* [EXERCISE INSTRUCTIONS]: Reproduce each line bearing the word "platforms".

* [ENTRIES PROVIDED]:

___

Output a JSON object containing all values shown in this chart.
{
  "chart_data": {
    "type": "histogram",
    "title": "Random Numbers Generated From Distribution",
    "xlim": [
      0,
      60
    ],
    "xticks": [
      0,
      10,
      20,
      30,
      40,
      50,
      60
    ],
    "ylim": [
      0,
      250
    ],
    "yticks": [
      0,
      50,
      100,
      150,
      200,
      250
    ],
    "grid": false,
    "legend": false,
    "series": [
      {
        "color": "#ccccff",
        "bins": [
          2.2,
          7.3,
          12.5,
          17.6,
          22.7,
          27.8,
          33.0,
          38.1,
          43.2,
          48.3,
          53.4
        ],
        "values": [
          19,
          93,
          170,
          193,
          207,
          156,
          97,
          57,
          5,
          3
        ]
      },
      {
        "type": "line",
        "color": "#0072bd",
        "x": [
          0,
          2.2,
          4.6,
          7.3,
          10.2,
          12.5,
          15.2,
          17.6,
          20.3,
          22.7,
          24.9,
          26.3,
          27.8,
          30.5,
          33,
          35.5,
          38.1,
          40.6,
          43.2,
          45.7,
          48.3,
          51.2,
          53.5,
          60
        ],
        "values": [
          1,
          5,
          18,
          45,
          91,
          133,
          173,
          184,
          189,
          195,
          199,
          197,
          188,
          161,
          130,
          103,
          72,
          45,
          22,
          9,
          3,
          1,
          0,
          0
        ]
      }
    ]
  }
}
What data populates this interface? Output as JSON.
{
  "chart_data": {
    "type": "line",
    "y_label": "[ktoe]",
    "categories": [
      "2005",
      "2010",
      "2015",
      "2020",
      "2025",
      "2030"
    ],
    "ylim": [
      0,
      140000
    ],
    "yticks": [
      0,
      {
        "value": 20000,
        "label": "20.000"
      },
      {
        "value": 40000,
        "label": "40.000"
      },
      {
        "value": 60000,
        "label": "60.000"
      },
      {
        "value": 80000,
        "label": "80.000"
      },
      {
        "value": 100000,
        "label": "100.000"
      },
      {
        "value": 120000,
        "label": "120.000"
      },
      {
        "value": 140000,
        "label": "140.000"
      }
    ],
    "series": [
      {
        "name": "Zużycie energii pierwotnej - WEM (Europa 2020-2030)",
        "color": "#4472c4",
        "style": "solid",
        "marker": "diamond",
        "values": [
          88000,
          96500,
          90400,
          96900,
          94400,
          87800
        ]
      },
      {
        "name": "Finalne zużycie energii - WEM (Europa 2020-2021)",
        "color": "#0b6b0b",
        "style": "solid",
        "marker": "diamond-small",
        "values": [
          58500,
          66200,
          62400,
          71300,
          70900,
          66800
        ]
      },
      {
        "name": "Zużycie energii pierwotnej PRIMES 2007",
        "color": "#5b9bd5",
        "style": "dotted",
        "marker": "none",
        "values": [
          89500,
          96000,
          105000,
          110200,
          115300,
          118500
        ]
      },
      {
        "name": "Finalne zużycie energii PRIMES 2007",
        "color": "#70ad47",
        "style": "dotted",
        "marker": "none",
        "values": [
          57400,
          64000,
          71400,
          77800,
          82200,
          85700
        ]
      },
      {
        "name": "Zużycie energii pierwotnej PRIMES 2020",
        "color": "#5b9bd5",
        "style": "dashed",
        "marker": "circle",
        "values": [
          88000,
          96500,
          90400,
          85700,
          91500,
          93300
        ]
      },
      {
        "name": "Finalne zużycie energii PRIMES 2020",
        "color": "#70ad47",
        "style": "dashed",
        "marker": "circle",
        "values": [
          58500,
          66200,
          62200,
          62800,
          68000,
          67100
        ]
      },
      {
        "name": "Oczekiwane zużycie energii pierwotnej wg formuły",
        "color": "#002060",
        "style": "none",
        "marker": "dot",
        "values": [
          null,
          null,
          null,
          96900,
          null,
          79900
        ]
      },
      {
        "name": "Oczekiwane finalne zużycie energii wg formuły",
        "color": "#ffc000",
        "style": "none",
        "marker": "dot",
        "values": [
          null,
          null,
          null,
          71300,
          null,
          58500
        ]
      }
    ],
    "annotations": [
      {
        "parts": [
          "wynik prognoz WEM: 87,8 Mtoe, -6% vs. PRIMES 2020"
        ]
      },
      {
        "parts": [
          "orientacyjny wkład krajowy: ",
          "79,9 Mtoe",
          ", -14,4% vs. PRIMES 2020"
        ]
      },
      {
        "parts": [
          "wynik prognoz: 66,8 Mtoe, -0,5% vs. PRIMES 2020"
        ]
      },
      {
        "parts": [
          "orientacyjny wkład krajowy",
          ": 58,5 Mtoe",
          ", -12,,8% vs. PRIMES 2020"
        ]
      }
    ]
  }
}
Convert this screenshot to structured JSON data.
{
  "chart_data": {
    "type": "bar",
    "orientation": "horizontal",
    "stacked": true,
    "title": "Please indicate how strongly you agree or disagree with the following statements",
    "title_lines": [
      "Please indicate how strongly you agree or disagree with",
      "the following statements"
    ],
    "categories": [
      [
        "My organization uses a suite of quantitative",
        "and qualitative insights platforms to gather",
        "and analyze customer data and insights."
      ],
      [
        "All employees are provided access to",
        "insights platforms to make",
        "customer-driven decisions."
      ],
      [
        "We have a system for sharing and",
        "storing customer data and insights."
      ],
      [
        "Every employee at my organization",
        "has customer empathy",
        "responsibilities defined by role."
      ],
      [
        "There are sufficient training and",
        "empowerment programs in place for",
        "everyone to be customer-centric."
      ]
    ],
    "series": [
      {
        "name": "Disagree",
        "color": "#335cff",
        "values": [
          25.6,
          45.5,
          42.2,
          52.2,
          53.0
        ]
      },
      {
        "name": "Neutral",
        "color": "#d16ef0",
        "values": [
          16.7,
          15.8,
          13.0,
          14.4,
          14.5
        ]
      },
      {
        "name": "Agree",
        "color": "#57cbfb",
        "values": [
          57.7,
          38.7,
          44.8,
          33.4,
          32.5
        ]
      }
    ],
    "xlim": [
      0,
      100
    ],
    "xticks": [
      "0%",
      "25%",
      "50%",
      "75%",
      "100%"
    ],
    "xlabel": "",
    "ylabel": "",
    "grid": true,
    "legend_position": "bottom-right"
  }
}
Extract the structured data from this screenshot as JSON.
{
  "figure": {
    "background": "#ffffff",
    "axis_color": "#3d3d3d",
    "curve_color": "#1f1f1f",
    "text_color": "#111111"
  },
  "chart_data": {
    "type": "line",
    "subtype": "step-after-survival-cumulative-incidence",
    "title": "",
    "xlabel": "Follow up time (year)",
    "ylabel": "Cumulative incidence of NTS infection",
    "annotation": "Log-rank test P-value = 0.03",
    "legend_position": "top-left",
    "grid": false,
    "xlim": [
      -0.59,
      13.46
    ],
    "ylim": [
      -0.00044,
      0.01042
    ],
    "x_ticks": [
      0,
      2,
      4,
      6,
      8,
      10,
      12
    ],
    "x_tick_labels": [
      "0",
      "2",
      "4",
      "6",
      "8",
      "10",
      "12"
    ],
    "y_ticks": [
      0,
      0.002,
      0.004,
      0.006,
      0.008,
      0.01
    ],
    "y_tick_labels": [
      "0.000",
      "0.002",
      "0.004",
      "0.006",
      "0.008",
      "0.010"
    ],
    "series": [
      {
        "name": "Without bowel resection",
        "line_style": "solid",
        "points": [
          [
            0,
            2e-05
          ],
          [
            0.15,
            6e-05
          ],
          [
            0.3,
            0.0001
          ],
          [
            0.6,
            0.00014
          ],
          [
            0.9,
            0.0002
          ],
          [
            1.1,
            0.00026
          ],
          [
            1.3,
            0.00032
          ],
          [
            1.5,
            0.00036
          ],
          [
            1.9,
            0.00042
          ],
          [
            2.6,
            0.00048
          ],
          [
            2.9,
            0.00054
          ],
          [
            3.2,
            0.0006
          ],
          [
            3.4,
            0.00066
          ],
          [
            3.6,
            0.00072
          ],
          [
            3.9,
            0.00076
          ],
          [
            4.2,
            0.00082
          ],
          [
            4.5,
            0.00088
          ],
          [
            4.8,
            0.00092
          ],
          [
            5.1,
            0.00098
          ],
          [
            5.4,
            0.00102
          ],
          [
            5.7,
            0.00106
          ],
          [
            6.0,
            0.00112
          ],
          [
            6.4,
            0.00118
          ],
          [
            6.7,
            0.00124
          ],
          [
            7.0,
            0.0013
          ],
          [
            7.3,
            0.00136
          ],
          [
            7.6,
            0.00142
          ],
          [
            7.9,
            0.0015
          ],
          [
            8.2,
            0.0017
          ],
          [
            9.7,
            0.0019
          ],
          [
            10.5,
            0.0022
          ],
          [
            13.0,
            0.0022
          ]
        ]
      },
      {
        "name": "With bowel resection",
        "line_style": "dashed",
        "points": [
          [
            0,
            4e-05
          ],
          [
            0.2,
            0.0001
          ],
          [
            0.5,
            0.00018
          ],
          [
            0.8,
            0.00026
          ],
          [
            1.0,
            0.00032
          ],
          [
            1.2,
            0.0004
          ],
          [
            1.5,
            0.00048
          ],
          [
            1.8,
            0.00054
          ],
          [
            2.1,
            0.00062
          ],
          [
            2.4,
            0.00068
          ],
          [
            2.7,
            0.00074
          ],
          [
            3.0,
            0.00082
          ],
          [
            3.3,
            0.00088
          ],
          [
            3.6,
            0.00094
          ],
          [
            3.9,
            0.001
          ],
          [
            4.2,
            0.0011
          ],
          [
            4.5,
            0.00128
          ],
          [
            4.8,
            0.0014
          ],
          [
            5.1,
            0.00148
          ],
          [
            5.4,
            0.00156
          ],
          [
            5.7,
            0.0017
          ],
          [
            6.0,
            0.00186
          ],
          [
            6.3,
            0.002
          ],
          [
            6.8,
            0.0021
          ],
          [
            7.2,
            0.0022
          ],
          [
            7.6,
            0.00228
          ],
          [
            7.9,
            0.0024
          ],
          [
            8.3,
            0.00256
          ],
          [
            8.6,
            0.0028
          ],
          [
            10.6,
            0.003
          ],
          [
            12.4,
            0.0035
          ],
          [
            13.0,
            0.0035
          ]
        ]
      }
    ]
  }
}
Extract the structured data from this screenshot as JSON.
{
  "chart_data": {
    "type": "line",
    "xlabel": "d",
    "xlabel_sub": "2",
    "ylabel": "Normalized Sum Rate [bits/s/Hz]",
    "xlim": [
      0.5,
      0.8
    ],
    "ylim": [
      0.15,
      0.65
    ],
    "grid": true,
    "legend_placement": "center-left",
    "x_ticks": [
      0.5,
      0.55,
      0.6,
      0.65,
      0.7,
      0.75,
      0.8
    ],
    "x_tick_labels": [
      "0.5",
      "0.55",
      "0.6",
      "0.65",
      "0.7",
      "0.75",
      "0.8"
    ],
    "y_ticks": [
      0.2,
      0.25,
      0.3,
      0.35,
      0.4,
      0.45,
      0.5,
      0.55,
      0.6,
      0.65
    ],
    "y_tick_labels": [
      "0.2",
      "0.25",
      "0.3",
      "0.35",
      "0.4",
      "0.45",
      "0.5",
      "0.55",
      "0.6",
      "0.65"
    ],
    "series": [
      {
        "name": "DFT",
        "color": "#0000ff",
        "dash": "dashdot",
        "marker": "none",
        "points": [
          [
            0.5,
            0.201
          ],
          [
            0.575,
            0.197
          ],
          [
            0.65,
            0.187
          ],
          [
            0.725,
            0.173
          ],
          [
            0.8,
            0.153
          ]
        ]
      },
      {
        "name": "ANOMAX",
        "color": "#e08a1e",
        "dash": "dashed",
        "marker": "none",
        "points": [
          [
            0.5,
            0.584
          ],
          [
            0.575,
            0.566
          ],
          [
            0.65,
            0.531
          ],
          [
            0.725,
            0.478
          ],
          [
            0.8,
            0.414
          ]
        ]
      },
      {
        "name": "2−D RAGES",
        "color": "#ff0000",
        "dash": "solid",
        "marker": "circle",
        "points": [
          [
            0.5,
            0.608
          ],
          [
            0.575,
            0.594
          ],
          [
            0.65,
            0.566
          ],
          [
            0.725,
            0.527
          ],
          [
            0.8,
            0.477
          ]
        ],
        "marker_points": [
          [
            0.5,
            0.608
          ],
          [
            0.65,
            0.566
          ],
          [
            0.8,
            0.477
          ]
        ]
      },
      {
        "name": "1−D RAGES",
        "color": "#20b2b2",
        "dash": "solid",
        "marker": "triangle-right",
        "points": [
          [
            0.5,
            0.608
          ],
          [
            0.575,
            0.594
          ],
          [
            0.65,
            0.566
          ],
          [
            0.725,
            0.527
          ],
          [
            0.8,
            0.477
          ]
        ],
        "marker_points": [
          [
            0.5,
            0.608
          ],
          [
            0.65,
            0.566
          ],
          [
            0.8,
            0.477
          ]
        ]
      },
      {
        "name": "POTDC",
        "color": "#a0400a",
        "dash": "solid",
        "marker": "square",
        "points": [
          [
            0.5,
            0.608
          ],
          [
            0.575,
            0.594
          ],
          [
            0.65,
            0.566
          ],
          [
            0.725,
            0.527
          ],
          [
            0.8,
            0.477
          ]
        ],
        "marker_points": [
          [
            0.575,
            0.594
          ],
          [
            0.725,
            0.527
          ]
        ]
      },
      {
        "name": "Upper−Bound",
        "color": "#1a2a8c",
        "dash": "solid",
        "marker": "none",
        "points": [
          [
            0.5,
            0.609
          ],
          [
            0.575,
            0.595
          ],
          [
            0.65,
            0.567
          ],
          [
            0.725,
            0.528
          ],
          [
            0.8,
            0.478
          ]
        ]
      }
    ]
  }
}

___

* [RESPONSE BELOW]:
        "and qualitative insights platforms to gather",
        "insights platforms to make",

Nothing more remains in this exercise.